
  6. Paul from Canada says:

    “I wasn’t aware it was a mother’s job to inculcate the less tender virtues in a son. I suppose a father could do it…”

    ..and yet Harry, that is way of many cultures in many times.

    Dyak headhunters launch headhunting raids when the women say to.

    Spartan mothers are famous for it (though an obvious outlier), “With your shield or on it”, or the son who complained to his mother that his sword was too short, “take another step forward.”

    In our own time and culture, who was it handing out the white feathers at the start of WWI? Women and mothers.

    Food for thought.

  7. Kirk says:


    That’s one of the more underappreciated issues when it comes to gender roles. You’ll hear constant female whinging about “male violence” and the male proclivity towards solving issues with fists, but smack-all about the role women play in it all.

    Men don’t generally do the verbal battling women do between themselves, and with other men. Women instigate, and women provoke, but that’s OK, ‘cos it’s “only words”.

    If you actually go out and observe dispassionately and without taking sides, what you’ll often find is that those same “sweet little girls” that decry violence are in the background, pushing the males towards the fight. It’s true in barfights, and it’s true in wars–The women are always in the background, encouraging the participants and belittling the ones who are too smart to engage in the battles.

    I have heard it thousands of times, where feminists claim that a “world run by women” would be peaceful and productive. History tells us that’s a lie, because when you go looking at the actual record, what you find is that female heads of state are just as violent and prone to trying to solve problems with violence as the men are.

    Female friend of mine is one of the worst misogynists that I’ve ever encountered. If you put her in charge, most women would be locked up away from the rest of society and their own kids. She experienced what I can only describe as “impossible to believe” amounts of abuse from her own mother, went through the mill in an all-female boarding school, and then did time in the WAC before it was integrated with the rest of the Army. Her outlook on the female of the species is such that the phrase “Women hate other women because they know what they’re like from the inside…” springs to mind whenever she gets going on it all.

* [Problem set]
1 > Summarize the comment excerpt on women and violence in two sentences.
2 > In the comment excerpt on women and violence, who does Paul say handed out the white feathers at the start of WWI?
3 > Carry on the comment excerpt on women and violence from the point where it stops.

* [Dataset extract]
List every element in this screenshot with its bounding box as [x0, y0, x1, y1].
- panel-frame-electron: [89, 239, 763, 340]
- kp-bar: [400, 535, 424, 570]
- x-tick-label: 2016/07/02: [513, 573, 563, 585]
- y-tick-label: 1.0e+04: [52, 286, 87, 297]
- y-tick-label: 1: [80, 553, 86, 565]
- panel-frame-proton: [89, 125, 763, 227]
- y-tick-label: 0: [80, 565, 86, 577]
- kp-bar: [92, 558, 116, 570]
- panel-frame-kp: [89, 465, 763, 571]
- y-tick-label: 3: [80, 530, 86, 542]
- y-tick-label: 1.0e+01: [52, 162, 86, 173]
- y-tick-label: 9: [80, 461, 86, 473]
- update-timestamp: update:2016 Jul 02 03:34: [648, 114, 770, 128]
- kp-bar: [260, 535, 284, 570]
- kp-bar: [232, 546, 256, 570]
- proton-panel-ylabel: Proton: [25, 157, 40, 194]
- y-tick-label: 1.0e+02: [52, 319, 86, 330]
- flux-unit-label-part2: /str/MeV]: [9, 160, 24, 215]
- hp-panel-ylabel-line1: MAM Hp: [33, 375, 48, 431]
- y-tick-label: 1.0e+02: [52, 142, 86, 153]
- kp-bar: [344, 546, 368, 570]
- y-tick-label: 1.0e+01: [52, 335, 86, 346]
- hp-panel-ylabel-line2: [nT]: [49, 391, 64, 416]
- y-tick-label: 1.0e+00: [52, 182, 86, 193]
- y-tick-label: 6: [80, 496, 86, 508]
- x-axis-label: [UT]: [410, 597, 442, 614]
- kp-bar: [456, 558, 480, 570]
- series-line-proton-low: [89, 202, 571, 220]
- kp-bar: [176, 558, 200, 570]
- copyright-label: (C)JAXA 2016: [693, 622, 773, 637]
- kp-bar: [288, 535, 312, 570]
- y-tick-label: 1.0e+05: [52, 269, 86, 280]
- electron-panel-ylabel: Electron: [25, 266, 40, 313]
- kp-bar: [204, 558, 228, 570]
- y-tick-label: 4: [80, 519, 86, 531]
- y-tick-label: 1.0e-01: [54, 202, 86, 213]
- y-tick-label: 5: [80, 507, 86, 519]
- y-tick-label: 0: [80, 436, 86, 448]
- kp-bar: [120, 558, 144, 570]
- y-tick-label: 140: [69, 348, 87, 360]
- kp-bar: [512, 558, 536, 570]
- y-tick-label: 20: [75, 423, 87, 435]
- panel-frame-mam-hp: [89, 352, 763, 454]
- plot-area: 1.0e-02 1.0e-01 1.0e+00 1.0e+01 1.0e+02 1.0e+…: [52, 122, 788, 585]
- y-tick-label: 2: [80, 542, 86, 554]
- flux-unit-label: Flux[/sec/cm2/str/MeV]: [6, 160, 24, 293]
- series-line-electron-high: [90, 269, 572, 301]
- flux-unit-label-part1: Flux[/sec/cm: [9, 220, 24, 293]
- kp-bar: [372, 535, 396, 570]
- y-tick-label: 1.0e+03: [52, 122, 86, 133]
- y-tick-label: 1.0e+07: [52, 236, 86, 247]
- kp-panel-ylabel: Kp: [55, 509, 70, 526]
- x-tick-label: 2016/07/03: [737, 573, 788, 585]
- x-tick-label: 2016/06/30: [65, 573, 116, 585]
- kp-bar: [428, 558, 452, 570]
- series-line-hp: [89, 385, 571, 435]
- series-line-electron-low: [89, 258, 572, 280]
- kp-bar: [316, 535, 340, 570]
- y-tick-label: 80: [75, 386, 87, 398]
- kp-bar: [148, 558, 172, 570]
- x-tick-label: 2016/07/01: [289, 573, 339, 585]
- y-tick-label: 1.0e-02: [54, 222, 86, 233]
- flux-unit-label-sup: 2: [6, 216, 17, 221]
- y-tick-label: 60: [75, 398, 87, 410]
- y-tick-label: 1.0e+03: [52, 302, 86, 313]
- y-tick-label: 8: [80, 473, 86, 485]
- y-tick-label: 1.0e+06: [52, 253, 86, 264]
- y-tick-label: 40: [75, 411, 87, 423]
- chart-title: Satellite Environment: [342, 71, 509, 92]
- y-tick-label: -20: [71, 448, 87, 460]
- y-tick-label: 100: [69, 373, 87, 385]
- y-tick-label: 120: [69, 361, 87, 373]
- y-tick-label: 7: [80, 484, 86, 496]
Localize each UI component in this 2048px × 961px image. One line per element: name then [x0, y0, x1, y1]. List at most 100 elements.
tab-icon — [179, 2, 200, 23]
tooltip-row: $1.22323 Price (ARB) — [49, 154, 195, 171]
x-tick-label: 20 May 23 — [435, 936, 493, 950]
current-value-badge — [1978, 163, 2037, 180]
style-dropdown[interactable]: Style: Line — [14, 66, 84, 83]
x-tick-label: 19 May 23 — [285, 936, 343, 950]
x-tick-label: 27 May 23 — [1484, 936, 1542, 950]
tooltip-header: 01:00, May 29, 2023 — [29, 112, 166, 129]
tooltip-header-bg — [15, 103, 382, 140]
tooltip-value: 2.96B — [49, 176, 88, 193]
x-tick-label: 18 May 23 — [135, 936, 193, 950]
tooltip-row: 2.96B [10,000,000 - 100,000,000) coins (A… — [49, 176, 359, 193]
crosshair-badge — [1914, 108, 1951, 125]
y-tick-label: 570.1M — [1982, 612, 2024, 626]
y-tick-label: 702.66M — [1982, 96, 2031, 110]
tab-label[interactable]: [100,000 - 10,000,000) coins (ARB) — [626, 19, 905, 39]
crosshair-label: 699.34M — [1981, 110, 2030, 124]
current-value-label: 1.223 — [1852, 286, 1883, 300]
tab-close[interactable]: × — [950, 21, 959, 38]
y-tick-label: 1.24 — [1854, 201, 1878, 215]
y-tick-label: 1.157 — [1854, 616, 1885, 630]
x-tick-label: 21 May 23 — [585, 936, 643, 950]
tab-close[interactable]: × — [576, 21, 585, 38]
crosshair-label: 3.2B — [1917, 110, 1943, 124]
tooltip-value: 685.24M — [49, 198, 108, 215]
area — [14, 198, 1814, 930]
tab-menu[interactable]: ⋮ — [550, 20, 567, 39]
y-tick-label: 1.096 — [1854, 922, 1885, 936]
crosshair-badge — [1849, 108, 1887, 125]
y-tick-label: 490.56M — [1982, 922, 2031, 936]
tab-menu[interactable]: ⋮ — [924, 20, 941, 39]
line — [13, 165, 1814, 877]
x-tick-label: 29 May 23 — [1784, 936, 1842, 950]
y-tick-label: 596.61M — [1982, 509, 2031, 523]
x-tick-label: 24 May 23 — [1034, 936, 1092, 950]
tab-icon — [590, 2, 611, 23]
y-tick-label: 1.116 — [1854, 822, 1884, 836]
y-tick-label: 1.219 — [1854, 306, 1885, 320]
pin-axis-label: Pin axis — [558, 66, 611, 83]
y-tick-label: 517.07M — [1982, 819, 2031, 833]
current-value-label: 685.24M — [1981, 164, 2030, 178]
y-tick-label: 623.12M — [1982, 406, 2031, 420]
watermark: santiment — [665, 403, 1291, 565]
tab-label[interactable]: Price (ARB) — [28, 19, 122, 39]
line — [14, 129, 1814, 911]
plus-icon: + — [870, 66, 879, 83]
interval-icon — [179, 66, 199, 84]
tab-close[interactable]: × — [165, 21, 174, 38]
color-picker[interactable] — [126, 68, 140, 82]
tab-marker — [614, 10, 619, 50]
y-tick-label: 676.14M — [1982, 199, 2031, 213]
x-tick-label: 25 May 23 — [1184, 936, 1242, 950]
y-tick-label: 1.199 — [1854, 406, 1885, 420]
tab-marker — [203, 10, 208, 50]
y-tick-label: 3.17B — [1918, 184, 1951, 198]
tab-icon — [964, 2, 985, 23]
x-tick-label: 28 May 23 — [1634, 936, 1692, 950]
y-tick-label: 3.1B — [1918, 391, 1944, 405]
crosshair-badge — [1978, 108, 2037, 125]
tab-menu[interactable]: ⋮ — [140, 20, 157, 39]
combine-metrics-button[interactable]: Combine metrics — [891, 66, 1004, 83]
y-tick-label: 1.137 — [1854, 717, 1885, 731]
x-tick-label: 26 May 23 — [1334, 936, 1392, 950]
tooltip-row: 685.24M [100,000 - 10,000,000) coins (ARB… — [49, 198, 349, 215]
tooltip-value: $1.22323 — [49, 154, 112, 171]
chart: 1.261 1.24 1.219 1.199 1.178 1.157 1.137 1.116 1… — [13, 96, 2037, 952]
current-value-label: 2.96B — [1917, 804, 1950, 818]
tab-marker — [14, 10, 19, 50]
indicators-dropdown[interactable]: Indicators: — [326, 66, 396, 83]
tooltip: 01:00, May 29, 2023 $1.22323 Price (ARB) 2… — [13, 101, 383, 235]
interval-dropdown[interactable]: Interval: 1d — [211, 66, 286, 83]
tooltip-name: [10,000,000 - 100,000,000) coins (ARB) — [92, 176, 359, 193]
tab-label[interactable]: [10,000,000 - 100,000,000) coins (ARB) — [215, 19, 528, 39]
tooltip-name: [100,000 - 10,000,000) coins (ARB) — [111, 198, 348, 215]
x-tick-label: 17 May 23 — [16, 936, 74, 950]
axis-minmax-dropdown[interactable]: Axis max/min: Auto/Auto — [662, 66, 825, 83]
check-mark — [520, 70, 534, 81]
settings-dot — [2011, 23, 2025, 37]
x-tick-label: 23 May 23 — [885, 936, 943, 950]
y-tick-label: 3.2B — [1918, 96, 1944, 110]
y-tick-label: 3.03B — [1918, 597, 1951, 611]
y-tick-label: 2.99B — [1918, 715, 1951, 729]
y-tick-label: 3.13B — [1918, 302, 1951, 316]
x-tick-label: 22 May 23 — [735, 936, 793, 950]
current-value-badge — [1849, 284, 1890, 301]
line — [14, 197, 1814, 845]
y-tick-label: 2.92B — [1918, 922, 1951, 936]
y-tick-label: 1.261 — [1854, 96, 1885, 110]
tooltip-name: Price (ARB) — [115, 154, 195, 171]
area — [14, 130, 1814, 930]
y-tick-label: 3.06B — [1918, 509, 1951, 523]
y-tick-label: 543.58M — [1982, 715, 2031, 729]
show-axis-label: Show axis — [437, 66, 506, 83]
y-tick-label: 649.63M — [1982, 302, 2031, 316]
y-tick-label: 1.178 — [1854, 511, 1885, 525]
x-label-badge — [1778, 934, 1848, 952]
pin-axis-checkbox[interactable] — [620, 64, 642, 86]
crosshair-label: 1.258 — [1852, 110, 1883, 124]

* [Task results]
1 > Paul argues that in many cultures women have pushed men toward violence, citing Dyak headhunting raids launched when women say to, Spartan mothers, and the women and mothers who handed out white feathers at the start of WWI. Kirk adds that women's role in instigating fights is underappreciated, since they often egg men on in barfights and wars, female heads of state are as prone to violence as men, and a female friend of his holds harsh views of women.

2 > Women and mothers.

3 >
    The thing to remember is that a.) we are a sexually dimorphic species, and that b.) the females are the physically smaller sex. Because of that, they’ve had to compensate by taking their competitiveness into other areas than merely physical, and in getting the males to serve as surrogates for their violent impulses. The unfortunate perception among a lot of them that they are powerless foils rather than self-actuating agents just encourages them to abuse their ability to coerce and inveigle the males around them into actuating their whims.

    And, it’s not exactly unusual to observe that when you have a boat-load of single males and no females, as you do at a lot of overseas military bases and assignments, things are generally a lot more peaceful. The club systems in Korea were notorious for this when the camps were in “closed” mode vs. “open to the locals”, simply because that whenever you added females to the mix, they’d start instigating shit just to have some fun. The local Korean and Russian bargirls that they were letting on Camp Howze for the first few months I was there had to have been doing something inimical, because the minute they closed post and the clubs went to “all male”, peace broke out. I swear, the first few months I was there, there must have been a major ruckus at least once or twice every weekend. The last 9? Can’t remember ever having so much as a really heated argument break out. All the female staff were older women, and just did not have the desire to “get it on” through watching their toyboys fight it out.

    Of course, I will have to grant that the majority of that peacefulness might just have been due to the fact that the majority of the drinking and carousing was going on out there where the girls were…

    Chicks are not peaceful little angels. The reality is, they love them some conflict and violence–Just not on their persons. It’s all through proxies.